Every line of the material is to be quoted verbatim, minus the pictures.

## START

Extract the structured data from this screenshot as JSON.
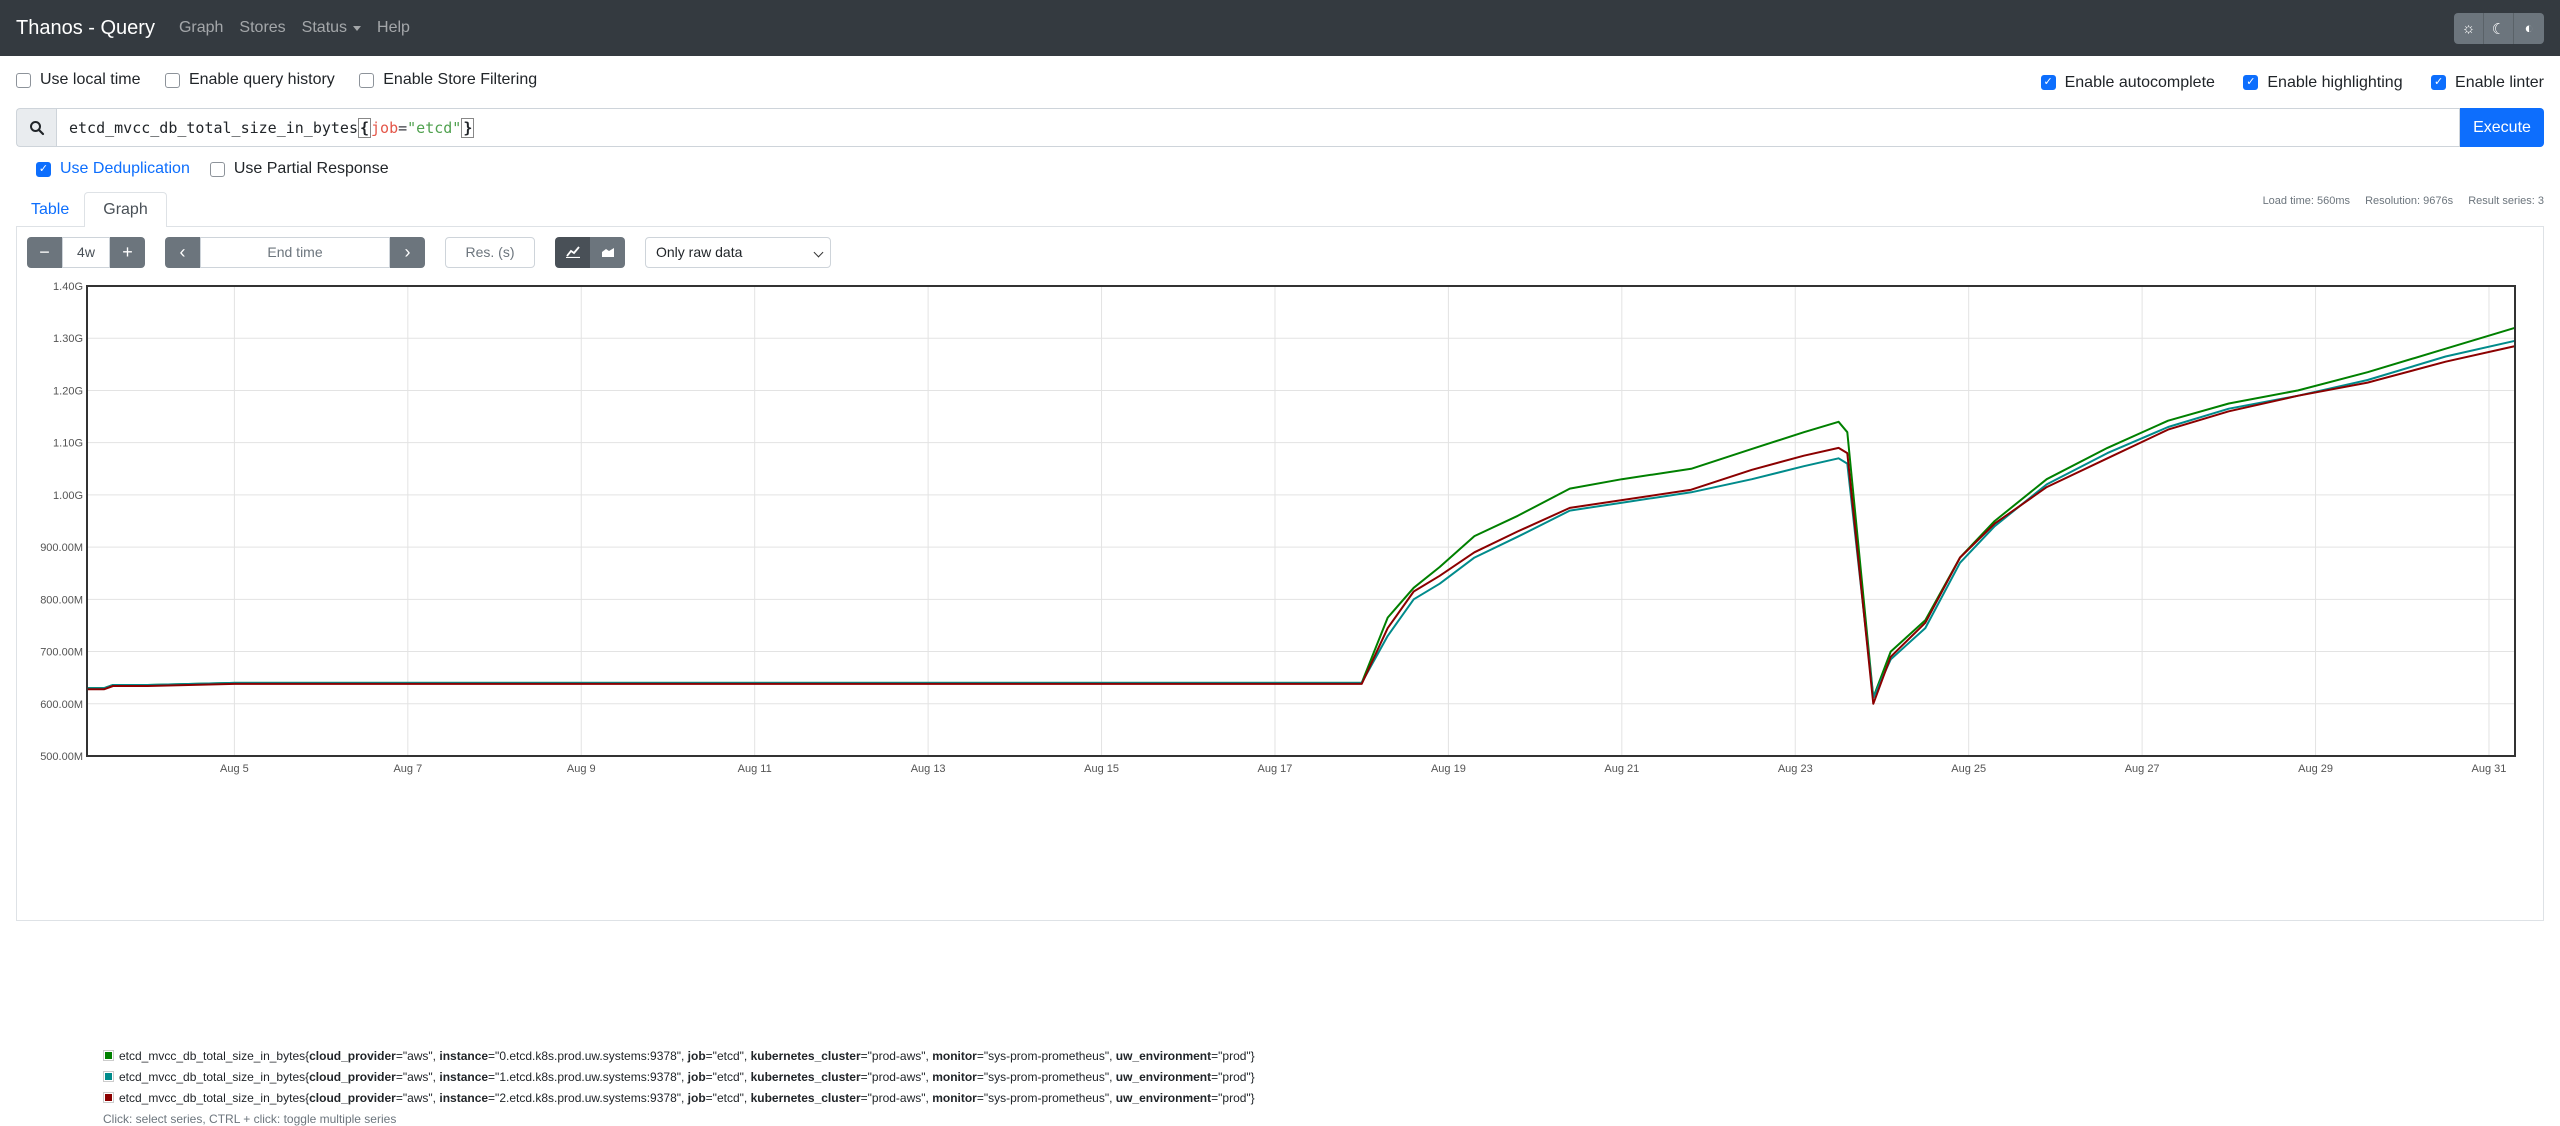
{
  "navbar": {
    "brand": "Thanos - Query",
    "links": [
      "Graph",
      "Stores",
      "Status",
      "Help"
    ],
    "theme_icons": [
      "sun-icon",
      "moon-icon",
      "contrast-icon"
    ]
  },
  "options": {
    "use_local_time": "Use local time",
    "enable_query_history": "Enable query history",
    "enable_store_filtering": "Enable Store Filtering",
    "enable_autocomplete": "Enable autocomplete",
    "enable_highlighting": "Enable highlighting",
    "enable_linter": "Enable linter"
  },
  "query": {
    "metric": "etcd_mvcc_db_total_size_in_bytes",
    "open_brace": "{",
    "label_name": "job",
    "eq": "=",
    "label_value": "\"etcd\"",
    "close_brace": "}",
    "execute_label": "Execute"
  },
  "dedup": {
    "use_deduplication": "Use Deduplication",
    "use_partial_response": "Use Partial Response"
  },
  "tabs": {
    "table": "Table",
    "graph": "Graph"
  },
  "stats": {
    "load_time": "Load time: 560ms",
    "resolution": "Resolution: 9676s",
    "result_series": "Result series: 3"
  },
  "controls": {
    "minus": "−",
    "range": "4w",
    "plus": "+",
    "end_time_placeholder": "End time",
    "res_placeholder": "Res. (s)",
    "mode_select": "Only raw data"
  },
  "chart_data": {
    "type": "line",
    "x_unit": "days (Aug)",
    "xlim": [
      3.3,
      31.3
    ],
    "ylim": [
      500,
      1400
    ],
    "y_unit": "M bytes",
    "y_ticks": [
      500,
      600,
      700,
      800,
      900,
      1000,
      1100,
      1200,
      1300,
      1400
    ],
    "y_tick_labels": [
      "500.00M",
      "600.00M",
      "700.00M",
      "800.00M",
      "900.00M",
      "1.00G",
      "1.10G",
      "1.20G",
      "1.30G",
      "1.40G"
    ],
    "x_ticks": [
      5,
      7,
      9,
      11,
      13,
      15,
      17,
      19,
      21,
      23,
      25,
      27,
      29,
      31
    ],
    "x_tick_labels": [
      "Aug 5",
      "Aug 7",
      "Aug 9",
      "Aug 11",
      "Aug 13",
      "Aug 15",
      "Aug 17",
      "Aug 19",
      "Aug 21",
      "Aug 23",
      "Aug 25",
      "Aug 27",
      "Aug 29",
      "Aug 31"
    ],
    "grid": true,
    "series": [
      {
        "color": "#008000",
        "x": [
          3.3,
          3.5,
          3.6,
          4.0,
          5.0,
          10.0,
          14.3,
          17.0,
          18.0,
          18.3,
          18.6,
          18.9,
          19.3,
          19.8,
          20.4,
          21.0,
          21.8,
          22.5,
          23.1,
          23.5,
          23.6,
          23.9,
          24.1,
          24.5,
          24.9,
          25.3,
          25.9,
          26.6,
          27.3,
          28.0,
          28.8,
          29.6,
          30.5,
          31.3
        ],
        "y": [
          630,
          630,
          636,
          636,
          640,
          640,
          640,
          640,
          640,
          765,
          822,
          862,
          921,
          960,
          1012,
          1030,
          1050,
          1088,
          1120,
          1140,
          1120,
          612,
          700,
          760,
          880,
          950,
          1030,
          1090,
          1142,
          1175,
          1200,
          1235,
          1280,
          1320
        ]
      },
      {
        "color": "#008b8b",
        "x": [
          3.3,
          3.5,
          3.6,
          4.0,
          5.0,
          10.0,
          14.3,
          17.0,
          18.0,
          18.3,
          18.6,
          18.9,
          19.3,
          19.8,
          20.4,
          21.0,
          21.8,
          22.5,
          23.1,
          23.5,
          23.6,
          23.9,
          24.1,
          24.5,
          24.9,
          25.3,
          25.9,
          26.6,
          27.3,
          28.0,
          28.8,
          29.6,
          30.5,
          31.3
        ],
        "y": [
          630,
          630,
          636,
          636,
          640,
          640,
          640,
          640,
          640,
          730,
          800,
          830,
          880,
          920,
          970,
          985,
          1005,
          1030,
          1055,
          1070,
          1060,
          612,
          685,
          745,
          870,
          940,
          1020,
          1080,
          1130,
          1165,
          1190,
          1220,
          1265,
          1295
        ]
      },
      {
        "color": "#8b0000",
        "x": [
          3.3,
          3.5,
          3.6,
          4.0,
          5.0,
          10.0,
          14.3,
          17.0,
          18.0,
          18.3,
          18.6,
          18.9,
          19.3,
          19.8,
          20.4,
          21.0,
          21.8,
          22.5,
          23.1,
          23.5,
          23.6,
          23.9,
          24.1,
          24.5,
          24.9,
          25.3,
          25.9,
          26.6,
          27.3,
          28.0,
          28.8,
          29.6,
          30.5,
          31.3
        ],
        "y": [
          628,
          628,
          634,
          634,
          638,
          638,
          638,
          638,
          638,
          745,
          815,
          845,
          890,
          930,
          975,
          990,
          1010,
          1048,
          1075,
          1090,
          1080,
          600,
          690,
          755,
          880,
          945,
          1015,
          1070,
          1125,
          1160,
          1190,
          1215,
          1255,
          1285
        ]
      }
    ],
    "legend": [
      {
        "color": "#008000",
        "metric": "etcd_mvcc_db_total_size_in_bytes",
        "labels": [
          {
            "k": "cloud_provider",
            "v": "\"aws\""
          },
          {
            "k": "instance",
            "v": "\"0.etcd.k8s.prod.uw.systems:9378\""
          },
          {
            "k": "job",
            "v": "\"etcd\""
          },
          {
            "k": "kubernetes_cluster",
            "v": "\"prod-aws\""
          },
          {
            "k": "monitor",
            "v": "\"sys-prom-prometheus\""
          },
          {
            "k": "uw_environment",
            "v": "\"prod\""
          }
        ]
      },
      {
        "color": "#008b8b",
        "metric": "etcd_mvcc_db_total_size_in_bytes",
        "labels": [
          {
            "k": "cloud_provider",
            "v": "\"aws\""
          },
          {
            "k": "instance",
            "v": "\"1.etcd.k8s.prod.uw.systems:9378\""
          },
          {
            "k": "job",
            "v": "\"etcd\""
          },
          {
            "k": "kubernetes_cluster",
            "v": "\"prod-aws\""
          },
          {
            "k": "monitor",
            "v": "\"sys-prom-prometheus\""
          },
          {
            "k": "uw_environment",
            "v": "\"prod\""
          }
        ]
      },
      {
        "color": "#8b0000",
        "metric": "etcd_mvcc_db_total_size_in_bytes",
        "labels": [
          {
            "k": "cloud_provider",
            "v": "\"aws\""
          },
          {
            "k": "instance",
            "v": "\"2.etcd.k8s.prod.uw.systems:9378\""
          },
          {
            "k": "job",
            "v": "\"etcd\""
          },
          {
            "k": "kubernetes_cluster",
            "v": "\"prod-aws\""
          },
          {
            "k": "monitor",
            "v": "\"sys-prom-prometheus\""
          },
          {
            "k": "uw_environment",
            "v": "\"prod\""
          }
        ]
      }
    ],
    "hint": "Click: select series, CTRL + click: toggle multiple series"
  }
}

## END

• _THE COMPLETED TASK_:
Extract the structured data from this screenshot as JSON.
{
  "navbar": {
    "brand": "Thanos - Query",
    "links": [
      "Graph",
      "Stores",
      "Status",
      "Help"
    ],
    "theme_icons": [
      "sun-icon",
      "moon-icon",
      "contrast-icon"
    ]
  },
  "options": {
    "use_local_time": "Use local time",
    "enable_query_history": "Enable query history",
    "enable_store_filtering": "Enable Store Filtering",
    "enable_autocomplete": "Enable autocomplete",
    "enable_highlighting": "Enable highlighting",
    "enable_linter": "Enable linter"
  },
  "query": {
    "metric": "etcd_mvcc_db_total_size_in_bytes",
    "open_brace": "{",
    "label_name": "job",
    "eq": "=",
    "label_value": "\"etcd\"",
    "close_brace": "}",
    "execute_label": "Execute"
  },
  "dedup": {
    "use_deduplication": "Use Deduplication",
    "use_partial_response": "Use Partial Response"
  },
  "tabs": {
    "table": "Table",
    "graph": "Graph"
  },
  "stats": {
    "load_time": "Load time: 560ms",
    "resolution": "Resolution: 9676s",
    "result_series": "Result series: 3"
  },
  "controls": {
    "minus": "−",
    "range": "4w",
    "plus": "+",
    "end_time_placeholder": "End time",
    "res_placeholder": "Res. (s)",
    "mode_select": "Only raw data"
  },
  "chart_data": {
    "type": "line",
    "x_unit": "days (Aug)",
    "xlim": [
      3.3,
      31.3
    ],
    "ylim": [
      500,
      1400
    ],
    "y_unit": "M bytes",
    "y_ticks": [
      500,
      600,
      700,
      800,
      900,
      1000,
      1100,
      1200,
      1300,
      1400
    ],
    "y_tick_labels": [
      "500.00M",
      "600.00M",
      "700.00M",
      "800.00M",
      "900.00M",
      "1.00G",
      "1.10G",
      "1.20G",
      "1.30G",
      "1.40G"
    ],
    "x_ticks": [
      5,
      7,
      9,
      11,
      13,
      15,
      17,
      19,
      21,
      23,
      25,
      27,
      29,
      31
    ],
    "x_tick_labels": [
      "Aug 5",
      "Aug 7",
      "Aug 9",
      "Aug 11",
      "Aug 13",
      "Aug 15",
      "Aug 17",
      "Aug 19",
      "Aug 21",
      "Aug 23",
      "Aug 25",
      "Aug 27",
      "Aug 29",
      "Aug 31"
    ],
    "grid": true,
    "series": [
      {
        "color": "#008000",
        "x": [
          3.3,
          3.5,
          3.6,
          4.0,
          5.0,
          10.0,
          14.3,
          17.0,
          18.0,
          18.3,
          18.6,
          18.9,
          19.3,
          19.8,
          20.4,
          21.0,
          21.8,
          22.5,
          23.1,
          23.5,
          23.6,
          23.9,
          24.1,
          24.5,
          24.9,
          25.3,
          25.9,
          26.6,
          27.3,
          28.0,
          28.8,
          29.6,
          30.5,
          31.3
        ],
        "y": [
          630,
          630,
          636,
          636,
          640,
          640,
          640,
          640,
          640,
          765,
          822,
          862,
          921,
          960,
          1012,
          1030,
          1050,
          1088,
          1120,
          1140,
          1120,
          612,
          700,
          760,
          880,
          950,
          1030,
          1090,
          1142,
          1175,
          1200,
          1235,
          1280,
          1320
        ]
      },
      {
        "color": "#008b8b",
        "x": [
          3.3,
          3.5,
          3.6,
          4.0,
          5.0,
          10.0,
          14.3,
          17.0,
          18.0,
          18.3,
          18.6,
          18.9,
          19.3,
          19.8,
          20.4,
          21.0,
          21.8,
          22.5,
          23.1,
          23.5,
          23.6,
          23.9,
          24.1,
          24.5,
          24.9,
          25.3,
          25.9,
          26.6,
          27.3,
          28.0,
          28.8,
          29.6,
          30.5,
          31.3
        ],
        "y": [
          630,
          630,
          636,
          636,
          640,
          640,
          640,
          640,
          640,
          730,
          800,
          830,
          880,
          920,
          970,
          985,
          1005,
          1030,
          1055,
          1070,
          1060,
          612,
          685,
          745,
          870,
          940,
          1020,
          1080,
          1130,
          1165,
          1190,
          1220,
          1265,
          1295
        ]
      },
      {
        "color": "#8b0000",
        "x": [
          3.3,
          3.5,
          3.6,
          4.0,
          5.0,
          10.0,
          14.3,
          17.0,
          18.0,
          18.3,
          18.6,
          18.9,
          19.3,
          19.8,
          20.4,
          21.0,
          21.8,
          22.5,
          23.1,
          23.5,
          23.6,
          23.9,
          24.1,
          24.5,
          24.9,
          25.3,
          25.9,
          26.6,
          27.3,
          28.0,
          28.8,
          29.6,
          30.5,
          31.3
        ],
        "y": [
          628,
          628,
          634,
          634,
          638,
          638,
          638,
          638,
          638,
          745,
          815,
          845,
          890,
          930,
          975,
          990,
          1010,
          1048,
          1075,
          1090,
          1080,
          600,
          690,
          755,
          880,
          945,
          1015,
          1070,
          1125,
          1160,
          1190,
          1215,
          1255,
          1285
        ]
      }
    ],
    "legend": [
      {
        "color": "#008000",
        "metric": "etcd_mvcc_db_total_size_in_bytes",
        "labels": [
          {
            "k": "cloud_provider",
            "v": "\"aws\""
          },
          {
            "k": "instance",
            "v": "\"0.etcd.k8s.prod.uw.systems:9378\""
          },
          {
            "k": "job",
            "v": "\"etcd\""
          },
          {
            "k": "kubernetes_cluster",
            "v": "\"prod-aws\""
          },
          {
            "k": "monitor",
            "v": "\"sys-prom-prometheus\""
          },
          {
            "k": "uw_environment",
            "v": "\"prod\""
          }
        ]
      },
      {
        "color": "#008b8b",
        "metric": "etcd_mvcc_db_total_size_in_bytes",
        "labels": [
          {
            "k": "cloud_provider",
            "v": "\"aws\""
          },
          {
            "k": "instance",
            "v": "\"1.etcd.k8s.prod.uw.systems:9378\""
          },
          {
            "k": "job",
            "v": "\"etcd\""
          },
          {
            "k": "kubernetes_cluster",
            "v": "\"prod-aws\""
          },
          {
            "k": "monitor",
            "v": "\"sys-prom-prometheus\""
          },
          {
            "k": "uw_environment",
            "v": "\"prod\""
          }
        ]
      },
      {
        "color": "#8b0000",
        "metric": "etcd_mvcc_db_total_size_in_bytes",
        "labels": [
          {
            "k": "cloud_provider",
            "v": "\"aws\""
          },
          {
            "k": "instance",
            "v": "\"2.etcd.k8s.prod.uw.systems:9378\""
          },
          {
            "k": "job",
            "v": "\"etcd\""
          },
          {
            "k": "kubernetes_cluster",
            "v": "\"prod-aws\""
          },
          {
            "k": "monitor",
            "v": "\"sys-prom-prometheus\""
          },
          {
            "k": "uw_environment",
            "v": "\"prod\""
          }
        ]
      }
    ],
    "hint": "Click: select series, CTRL + click: toggle multiple series"
  }
}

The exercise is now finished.